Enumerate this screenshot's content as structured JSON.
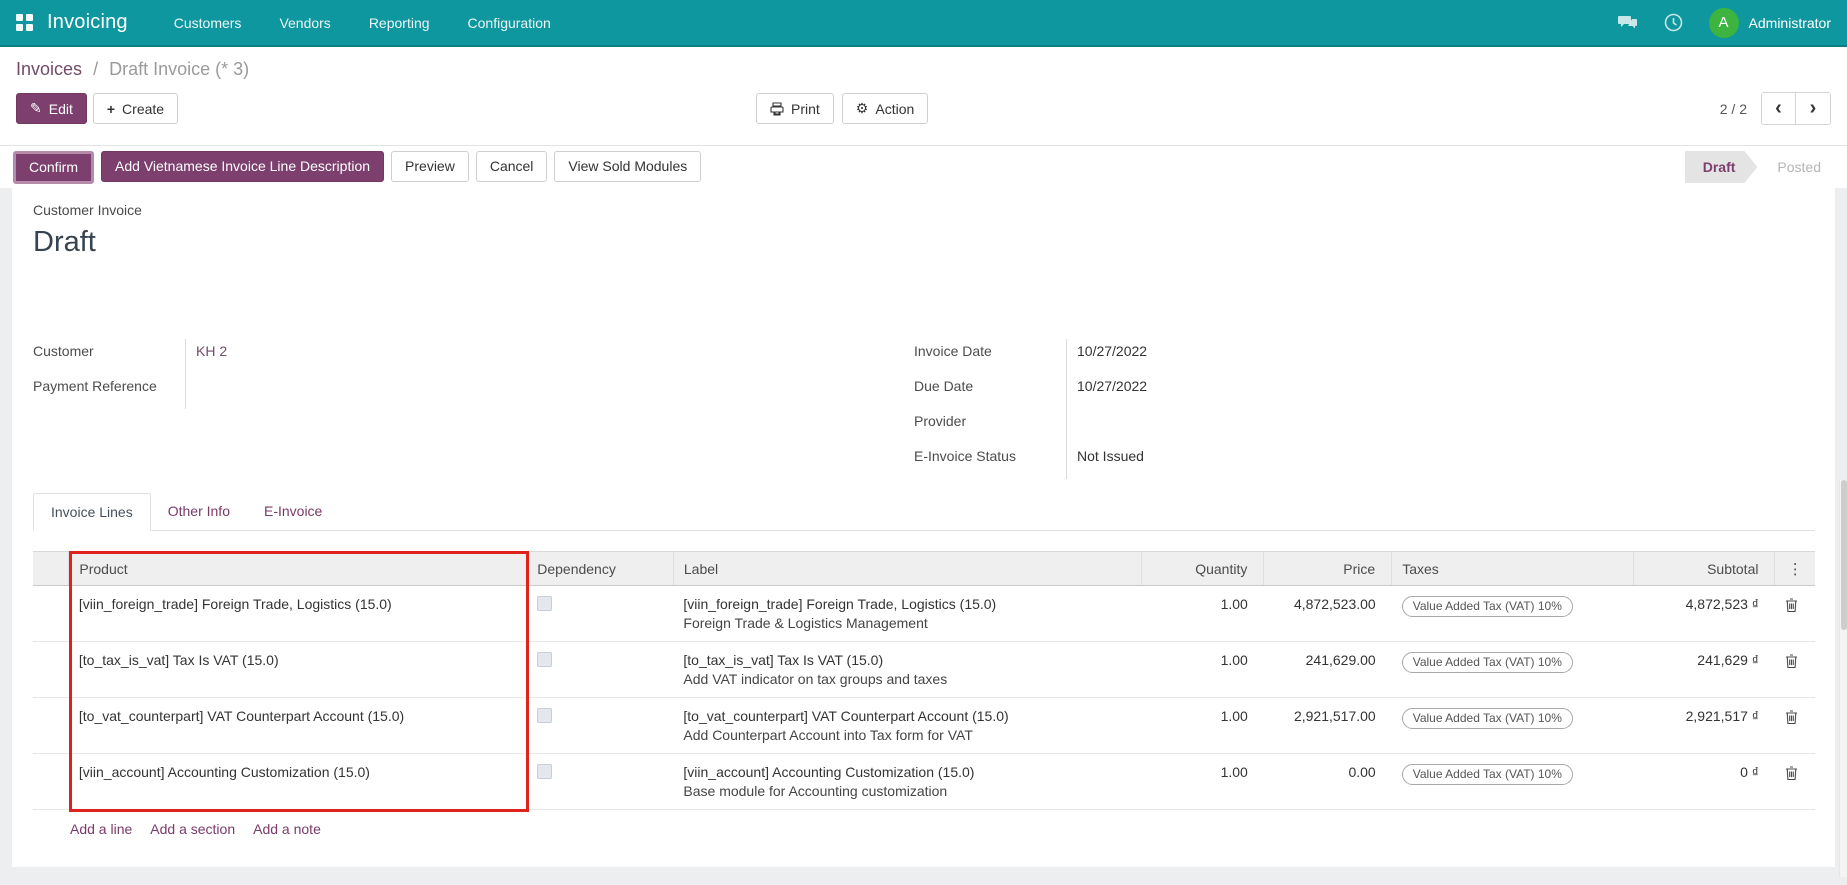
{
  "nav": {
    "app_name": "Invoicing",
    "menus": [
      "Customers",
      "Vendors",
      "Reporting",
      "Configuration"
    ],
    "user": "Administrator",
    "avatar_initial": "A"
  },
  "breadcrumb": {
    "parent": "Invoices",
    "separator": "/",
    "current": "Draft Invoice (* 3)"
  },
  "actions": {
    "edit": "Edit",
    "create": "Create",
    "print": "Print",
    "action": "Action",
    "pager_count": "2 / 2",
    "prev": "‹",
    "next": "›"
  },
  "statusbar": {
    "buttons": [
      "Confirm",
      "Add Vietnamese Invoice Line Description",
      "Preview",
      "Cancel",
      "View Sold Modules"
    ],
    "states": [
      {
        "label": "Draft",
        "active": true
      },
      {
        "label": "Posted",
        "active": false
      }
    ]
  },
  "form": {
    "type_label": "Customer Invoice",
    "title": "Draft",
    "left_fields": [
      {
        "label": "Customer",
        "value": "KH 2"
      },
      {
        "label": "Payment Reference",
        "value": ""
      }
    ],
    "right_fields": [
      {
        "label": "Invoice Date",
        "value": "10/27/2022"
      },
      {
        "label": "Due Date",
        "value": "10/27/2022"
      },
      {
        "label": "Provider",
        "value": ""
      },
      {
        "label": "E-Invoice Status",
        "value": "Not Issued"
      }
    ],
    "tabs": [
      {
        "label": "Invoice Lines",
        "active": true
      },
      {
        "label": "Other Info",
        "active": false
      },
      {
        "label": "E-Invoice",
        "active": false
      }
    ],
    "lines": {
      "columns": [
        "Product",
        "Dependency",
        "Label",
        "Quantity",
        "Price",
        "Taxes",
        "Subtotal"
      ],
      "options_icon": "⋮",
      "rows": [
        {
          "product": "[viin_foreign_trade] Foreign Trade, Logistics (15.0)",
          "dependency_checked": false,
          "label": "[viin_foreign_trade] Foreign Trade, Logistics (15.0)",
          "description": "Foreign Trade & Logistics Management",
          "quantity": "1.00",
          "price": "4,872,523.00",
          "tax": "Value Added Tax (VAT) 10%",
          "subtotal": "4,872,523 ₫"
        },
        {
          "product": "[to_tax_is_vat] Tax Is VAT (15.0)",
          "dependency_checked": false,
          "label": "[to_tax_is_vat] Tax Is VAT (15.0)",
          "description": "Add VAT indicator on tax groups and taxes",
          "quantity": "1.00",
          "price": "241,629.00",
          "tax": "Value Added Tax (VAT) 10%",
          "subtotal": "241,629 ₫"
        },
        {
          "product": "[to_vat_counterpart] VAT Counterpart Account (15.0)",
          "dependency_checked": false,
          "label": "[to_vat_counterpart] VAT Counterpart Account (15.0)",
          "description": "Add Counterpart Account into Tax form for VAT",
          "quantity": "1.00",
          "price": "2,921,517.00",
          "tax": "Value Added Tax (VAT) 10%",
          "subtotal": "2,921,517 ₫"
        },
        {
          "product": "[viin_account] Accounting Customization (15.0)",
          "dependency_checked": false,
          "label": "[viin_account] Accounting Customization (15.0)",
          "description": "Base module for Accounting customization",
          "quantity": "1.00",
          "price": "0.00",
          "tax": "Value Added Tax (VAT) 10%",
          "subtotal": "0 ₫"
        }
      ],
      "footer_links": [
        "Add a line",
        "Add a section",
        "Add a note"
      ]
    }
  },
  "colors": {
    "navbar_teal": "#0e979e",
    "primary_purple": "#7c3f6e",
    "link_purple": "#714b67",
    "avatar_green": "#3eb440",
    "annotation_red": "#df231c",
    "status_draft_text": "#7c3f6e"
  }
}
------------------------
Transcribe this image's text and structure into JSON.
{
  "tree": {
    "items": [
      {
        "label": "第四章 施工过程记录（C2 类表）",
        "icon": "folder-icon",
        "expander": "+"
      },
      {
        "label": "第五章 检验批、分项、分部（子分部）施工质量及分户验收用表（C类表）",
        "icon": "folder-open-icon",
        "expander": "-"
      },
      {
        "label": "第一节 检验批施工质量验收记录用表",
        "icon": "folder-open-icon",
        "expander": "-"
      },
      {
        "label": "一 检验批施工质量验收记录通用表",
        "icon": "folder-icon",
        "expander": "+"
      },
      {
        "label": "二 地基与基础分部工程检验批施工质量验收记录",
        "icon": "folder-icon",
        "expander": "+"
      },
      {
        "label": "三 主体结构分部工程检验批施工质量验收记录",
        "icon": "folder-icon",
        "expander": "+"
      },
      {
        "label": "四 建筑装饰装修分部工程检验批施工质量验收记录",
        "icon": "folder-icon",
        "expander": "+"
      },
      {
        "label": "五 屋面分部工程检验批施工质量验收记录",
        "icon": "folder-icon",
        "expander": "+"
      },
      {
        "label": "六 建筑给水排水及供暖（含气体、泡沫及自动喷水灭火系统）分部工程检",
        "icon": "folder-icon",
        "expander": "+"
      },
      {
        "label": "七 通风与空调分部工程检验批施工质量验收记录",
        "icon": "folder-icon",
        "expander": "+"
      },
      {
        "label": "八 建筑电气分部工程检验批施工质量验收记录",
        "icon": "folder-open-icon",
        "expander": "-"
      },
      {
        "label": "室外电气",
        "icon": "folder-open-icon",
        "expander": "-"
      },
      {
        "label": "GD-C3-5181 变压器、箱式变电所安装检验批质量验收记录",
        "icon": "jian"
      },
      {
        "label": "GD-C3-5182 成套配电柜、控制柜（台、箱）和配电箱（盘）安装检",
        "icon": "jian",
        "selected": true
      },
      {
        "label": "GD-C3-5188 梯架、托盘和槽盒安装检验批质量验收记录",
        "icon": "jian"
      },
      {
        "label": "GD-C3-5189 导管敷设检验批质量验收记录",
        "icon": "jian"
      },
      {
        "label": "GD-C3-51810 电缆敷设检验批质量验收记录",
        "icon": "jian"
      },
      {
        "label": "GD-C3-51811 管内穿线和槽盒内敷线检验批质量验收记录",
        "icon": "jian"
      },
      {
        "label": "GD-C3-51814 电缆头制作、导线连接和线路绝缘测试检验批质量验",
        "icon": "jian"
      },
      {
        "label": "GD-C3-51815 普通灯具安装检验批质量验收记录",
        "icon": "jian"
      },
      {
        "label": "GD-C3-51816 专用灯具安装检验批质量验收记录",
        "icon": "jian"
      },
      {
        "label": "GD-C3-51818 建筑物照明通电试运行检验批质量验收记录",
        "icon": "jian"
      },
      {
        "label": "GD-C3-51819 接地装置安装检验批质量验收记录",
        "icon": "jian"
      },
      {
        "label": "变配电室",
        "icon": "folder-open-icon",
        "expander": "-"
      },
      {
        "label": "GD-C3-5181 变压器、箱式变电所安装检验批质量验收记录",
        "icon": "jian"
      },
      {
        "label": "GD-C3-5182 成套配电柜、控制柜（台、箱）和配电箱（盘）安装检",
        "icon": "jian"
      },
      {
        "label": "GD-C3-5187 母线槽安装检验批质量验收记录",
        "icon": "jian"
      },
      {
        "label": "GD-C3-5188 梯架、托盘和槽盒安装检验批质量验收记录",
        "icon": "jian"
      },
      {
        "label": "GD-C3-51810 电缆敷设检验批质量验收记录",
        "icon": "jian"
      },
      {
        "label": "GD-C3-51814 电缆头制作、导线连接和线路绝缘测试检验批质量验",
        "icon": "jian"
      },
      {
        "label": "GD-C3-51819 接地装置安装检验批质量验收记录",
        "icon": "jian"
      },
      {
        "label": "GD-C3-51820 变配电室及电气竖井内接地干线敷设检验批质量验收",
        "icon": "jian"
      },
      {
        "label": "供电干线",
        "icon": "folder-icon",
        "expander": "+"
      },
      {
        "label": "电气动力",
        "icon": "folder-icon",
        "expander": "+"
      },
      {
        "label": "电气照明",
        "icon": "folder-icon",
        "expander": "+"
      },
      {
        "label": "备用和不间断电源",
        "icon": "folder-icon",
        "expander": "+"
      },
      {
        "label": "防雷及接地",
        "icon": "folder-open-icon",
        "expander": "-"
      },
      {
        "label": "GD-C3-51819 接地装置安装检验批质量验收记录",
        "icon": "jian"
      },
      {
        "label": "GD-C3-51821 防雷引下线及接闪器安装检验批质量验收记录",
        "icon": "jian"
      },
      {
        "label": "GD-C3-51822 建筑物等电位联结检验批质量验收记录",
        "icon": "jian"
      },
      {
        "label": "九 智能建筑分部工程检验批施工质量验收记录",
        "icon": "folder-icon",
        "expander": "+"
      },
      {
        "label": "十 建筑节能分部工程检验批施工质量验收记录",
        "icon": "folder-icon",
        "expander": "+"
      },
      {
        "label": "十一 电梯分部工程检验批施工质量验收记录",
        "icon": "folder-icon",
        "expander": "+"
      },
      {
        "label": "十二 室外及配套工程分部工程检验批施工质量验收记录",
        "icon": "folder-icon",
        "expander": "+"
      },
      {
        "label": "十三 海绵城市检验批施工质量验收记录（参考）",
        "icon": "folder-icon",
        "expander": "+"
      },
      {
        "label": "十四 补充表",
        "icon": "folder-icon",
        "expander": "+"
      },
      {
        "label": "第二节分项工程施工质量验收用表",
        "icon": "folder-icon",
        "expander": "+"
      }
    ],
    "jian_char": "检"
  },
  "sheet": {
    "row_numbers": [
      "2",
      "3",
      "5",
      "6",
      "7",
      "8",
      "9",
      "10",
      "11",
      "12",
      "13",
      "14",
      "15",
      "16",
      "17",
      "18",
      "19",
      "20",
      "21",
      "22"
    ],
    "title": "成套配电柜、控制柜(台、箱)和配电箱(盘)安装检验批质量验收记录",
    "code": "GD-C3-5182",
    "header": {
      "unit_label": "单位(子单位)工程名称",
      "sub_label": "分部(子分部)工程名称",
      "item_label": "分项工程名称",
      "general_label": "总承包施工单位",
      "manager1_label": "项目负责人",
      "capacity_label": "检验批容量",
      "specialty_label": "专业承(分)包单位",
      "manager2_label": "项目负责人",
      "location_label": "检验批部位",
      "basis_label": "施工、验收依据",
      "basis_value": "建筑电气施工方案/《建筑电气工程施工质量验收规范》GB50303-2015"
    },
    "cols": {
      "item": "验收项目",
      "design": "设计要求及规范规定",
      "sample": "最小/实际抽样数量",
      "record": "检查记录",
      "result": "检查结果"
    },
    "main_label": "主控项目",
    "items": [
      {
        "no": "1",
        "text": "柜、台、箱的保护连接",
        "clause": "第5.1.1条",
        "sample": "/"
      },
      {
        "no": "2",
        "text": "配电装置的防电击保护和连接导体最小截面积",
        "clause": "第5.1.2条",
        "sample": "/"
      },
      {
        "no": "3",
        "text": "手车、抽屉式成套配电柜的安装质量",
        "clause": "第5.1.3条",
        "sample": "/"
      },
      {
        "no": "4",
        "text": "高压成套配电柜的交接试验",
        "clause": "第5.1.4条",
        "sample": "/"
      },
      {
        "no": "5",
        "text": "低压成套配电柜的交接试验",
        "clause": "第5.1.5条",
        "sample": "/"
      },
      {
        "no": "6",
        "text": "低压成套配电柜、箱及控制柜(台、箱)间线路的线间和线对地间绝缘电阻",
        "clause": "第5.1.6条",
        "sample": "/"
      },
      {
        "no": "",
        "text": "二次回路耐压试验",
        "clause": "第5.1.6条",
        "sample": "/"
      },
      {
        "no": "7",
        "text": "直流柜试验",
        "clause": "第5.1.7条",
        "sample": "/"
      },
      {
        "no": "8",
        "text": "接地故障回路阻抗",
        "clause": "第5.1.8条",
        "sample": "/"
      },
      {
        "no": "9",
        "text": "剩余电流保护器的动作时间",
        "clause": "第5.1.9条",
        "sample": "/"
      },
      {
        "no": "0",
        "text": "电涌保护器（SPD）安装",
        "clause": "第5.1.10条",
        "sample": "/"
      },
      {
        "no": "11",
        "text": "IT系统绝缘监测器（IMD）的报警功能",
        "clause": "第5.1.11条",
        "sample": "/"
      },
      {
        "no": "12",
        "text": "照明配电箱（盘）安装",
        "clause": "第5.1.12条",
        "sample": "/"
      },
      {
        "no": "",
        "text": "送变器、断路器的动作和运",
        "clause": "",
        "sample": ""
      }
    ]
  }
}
------------------------
> _Work to be completed_
From the entries above, copy every line that holds the word "into".

> _Exercise solution_
          "description": "Add Counterpart Account into Tax form for VAT",
Transcribe this image's text and structure into JSON.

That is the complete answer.